#### Items from a dataset

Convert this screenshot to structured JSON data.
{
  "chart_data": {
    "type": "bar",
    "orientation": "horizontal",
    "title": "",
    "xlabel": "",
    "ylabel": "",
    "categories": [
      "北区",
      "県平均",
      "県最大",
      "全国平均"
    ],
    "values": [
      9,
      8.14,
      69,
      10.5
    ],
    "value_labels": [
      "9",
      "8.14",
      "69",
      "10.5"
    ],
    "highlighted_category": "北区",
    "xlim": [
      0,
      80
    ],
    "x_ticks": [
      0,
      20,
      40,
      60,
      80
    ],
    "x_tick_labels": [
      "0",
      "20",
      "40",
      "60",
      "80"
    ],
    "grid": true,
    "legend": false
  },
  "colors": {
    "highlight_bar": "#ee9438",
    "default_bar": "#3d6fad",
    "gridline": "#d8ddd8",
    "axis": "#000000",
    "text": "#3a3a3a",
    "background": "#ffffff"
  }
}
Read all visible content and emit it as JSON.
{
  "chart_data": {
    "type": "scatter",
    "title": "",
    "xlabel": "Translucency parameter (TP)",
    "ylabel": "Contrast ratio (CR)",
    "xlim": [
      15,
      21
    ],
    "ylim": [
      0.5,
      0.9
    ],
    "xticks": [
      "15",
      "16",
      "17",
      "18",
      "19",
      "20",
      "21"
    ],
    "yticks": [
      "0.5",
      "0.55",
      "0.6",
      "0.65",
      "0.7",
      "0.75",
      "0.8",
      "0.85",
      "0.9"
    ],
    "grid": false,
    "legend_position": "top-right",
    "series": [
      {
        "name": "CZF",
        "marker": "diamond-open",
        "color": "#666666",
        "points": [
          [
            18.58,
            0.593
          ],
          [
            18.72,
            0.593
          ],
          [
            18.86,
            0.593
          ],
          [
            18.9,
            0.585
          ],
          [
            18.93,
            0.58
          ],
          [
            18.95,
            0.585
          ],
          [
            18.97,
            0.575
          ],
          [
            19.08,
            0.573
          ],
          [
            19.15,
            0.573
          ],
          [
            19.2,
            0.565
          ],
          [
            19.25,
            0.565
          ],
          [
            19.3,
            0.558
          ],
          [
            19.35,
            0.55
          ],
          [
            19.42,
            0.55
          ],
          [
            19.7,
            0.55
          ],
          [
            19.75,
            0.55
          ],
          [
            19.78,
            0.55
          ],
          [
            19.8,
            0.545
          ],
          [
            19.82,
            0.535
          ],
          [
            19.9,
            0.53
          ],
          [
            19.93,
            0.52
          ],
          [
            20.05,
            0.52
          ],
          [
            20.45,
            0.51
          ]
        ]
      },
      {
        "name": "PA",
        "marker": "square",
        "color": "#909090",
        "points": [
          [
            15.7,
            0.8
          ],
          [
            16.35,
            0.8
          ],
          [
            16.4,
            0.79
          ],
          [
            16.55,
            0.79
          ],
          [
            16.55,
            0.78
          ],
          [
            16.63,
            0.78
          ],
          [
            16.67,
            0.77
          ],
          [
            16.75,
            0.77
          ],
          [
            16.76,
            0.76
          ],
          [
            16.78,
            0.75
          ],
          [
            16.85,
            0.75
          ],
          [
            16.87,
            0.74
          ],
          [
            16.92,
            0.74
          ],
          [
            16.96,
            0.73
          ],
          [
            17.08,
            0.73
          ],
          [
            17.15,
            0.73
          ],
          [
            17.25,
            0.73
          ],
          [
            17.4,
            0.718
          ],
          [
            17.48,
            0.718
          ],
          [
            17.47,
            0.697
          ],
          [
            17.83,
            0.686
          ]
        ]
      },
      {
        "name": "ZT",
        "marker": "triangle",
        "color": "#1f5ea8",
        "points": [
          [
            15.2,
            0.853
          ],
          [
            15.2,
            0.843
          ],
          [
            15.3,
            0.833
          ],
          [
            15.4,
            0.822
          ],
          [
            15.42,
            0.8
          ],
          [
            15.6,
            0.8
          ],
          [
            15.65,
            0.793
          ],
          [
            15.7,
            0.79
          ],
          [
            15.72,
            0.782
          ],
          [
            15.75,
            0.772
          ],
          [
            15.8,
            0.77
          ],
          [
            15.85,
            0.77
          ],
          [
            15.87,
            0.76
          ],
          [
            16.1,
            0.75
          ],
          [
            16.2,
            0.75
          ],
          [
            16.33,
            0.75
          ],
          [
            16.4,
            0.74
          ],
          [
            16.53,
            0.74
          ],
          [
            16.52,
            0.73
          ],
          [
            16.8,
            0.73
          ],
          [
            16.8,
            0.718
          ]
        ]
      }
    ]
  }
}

#### Challenge
Each line of the material must be restated exactly.

#### Final answer
Convert this screenshot to structured JSON data.
{
  "chart_data": {
    "type": "bar",
    "orientation": "horizontal",
    "title": "",
    "xlabel": "",
    "ylabel": "",
    "categories": [
      "北区",
      "県平均",
      "県最大",
      "全国平均"
    ],
    "values": [
      9,
      8.14,
      69,
      10.5
    ],
    "value_labels": [
      "9",
      "8.14",
      "69",
      "10.5"
    ],
    "highlighted_category": "北区",
    "xlim": [
      0,
      80
    ],
    "x_ticks": [
      0,
      20,
      40,
      60,
      80
    ],
    "x_tick_labels": [
      "0",
      "20",
      "40",
      "60",
      "80"
    ],
    "grid": true,
    "legend": false
  },
  "colors": {
    "highlight_bar": "#ee9438",
    "default_bar": "#3d6fad",
    "gridline": "#d8ddd8",
    "axis": "#000000",
    "text": "#3a3a3a",
    "background": "#ffffff"
  }
}
Read all visible content and emit it as JSON.
{
  "chart_data": {
    "type": "scatter",
    "title": "",
    "xlabel": "Translucency parameter (TP)",
    "ylabel": "Contrast ratio (CR)",
    "xlim": [
      15,
      21
    ],
    "ylim": [
      0.5,
      0.9
    ],
    "xticks": [
      "15",
      "16",
      "17",
      "18",
      "19",
      "20",
      "21"
    ],
    "yticks": [
      "0.5",
      "0.55",
      "0.6",
      "0.65",
      "0.7",
      "0.75",
      "0.8",
      "0.85",
      "0.9"
    ],
    "grid": false,
    "legend_position": "top-right",
    "series": [
      {
        "name": "CZF",
        "marker": "diamond-open",
        "color": "#666666",
        "points": [
          [
            18.58,
            0.593
          ],
          [
            18.72,
            0.593
          ],
          [
            18.86,
            0.593
          ],
          [
            18.9,
            0.585
          ],
          [
            18.93,
            0.58
          ],
          [
            18.95,
            0.585
          ],
          [
            18.97,
            0.575
          ],
          [
            19.08,
            0.573
          ],
          [
            19.15,
            0.573
          ],
          [
            19.2,
            0.565
          ],
          [
            19.25,
            0.565
          ],
          [
            19.3,
            0.558
          ],
          [
            19.35,
            0.55
          ],
          [
            19.42,
            0.55
          ],
          [
            19.7,
            0.55
          ],
          [
            19.75,
            0.55
          ],
          [
            19.78,
            0.55
          ],
          [
            19.8,
            0.545
          ],
          [
            19.82,
            0.535
          ],
          [
            19.9,
            0.53
          ],
          [
            19.93,
            0.52
          ],
          [
            20.05,
            0.52
          ],
          [
            20.45,
            0.51
          ]
        ]
      },
      {
        "name": "PA",
        "marker": "square",
        "color": "#909090",
        "points": [
          [
            15.7,
            0.8
          ],
          [
            16.35,
            0.8
          ],
          [
            16.4,
            0.79
          ],
          [
            16.55,
            0.79
          ],
          [
            16.55,
            0.78
          ],
          [
            16.63,
            0.78
          ],
          [
            16.67,
            0.77
          ],
          [
            16.75,
            0.77
          ],
          [
            16.76,
            0.76
          ],
          [
            16.78,
            0.75
          ],
          [
            16.85,
            0.75
          ],
          [
            16.87,
            0.74
          ],
          [
            16.92,
            0.74
          ],
          [
            16.96,
            0.73
          ],
          [
            17.08,
            0.73
          ],
          [
            17.15,
            0.73
          ],
          [
            17.25,
            0.73
          ],
          [
            17.4,
            0.718
          ],
          [
            17.48,
            0.718
          ],
          [
            17.47,
            0.697
          ],
          [
            17.83,
            0.686
          ]
        ]
      },
      {
        "name": "ZT",
        "marker": "triangle",
        "color": "#1f5ea8",
        "points": [
          [
            15.2,
            0.853
          ],
          [
            15.2,
            0.843
          ],
          [
            15.3,
            0.833
          ],
          [
            15.4,
            0.822
          ],
          [
            15.42,
            0.8
          ],
          [
            15.6,
            0.8
          ],
          [
            15.65,
            0.793
          ],
          [
            15.7,
            0.79
          ],
          [
            15.72,
            0.782
          ],
          [
            15.75,
            0.772
          ],
          [
            15.8,
            0.77
          ],
          [
            15.85,
            0.77
          ],
          [
            15.87,
            0.76
          ],
          [
            16.1,
            0.75
          ],
          [
            16.2,
            0.75
          ],
          [
            16.33,
            0.75
          ],
          [
            16.4,
            0.74
          ],
          [
            16.53,
            0.74
          ],
          [
            16.52,
            0.73
          ],
          [
            16.8,
            0.73
          ],
          [
            16.8,
            0.718
          ]
        ]
      }
    ]
  }
}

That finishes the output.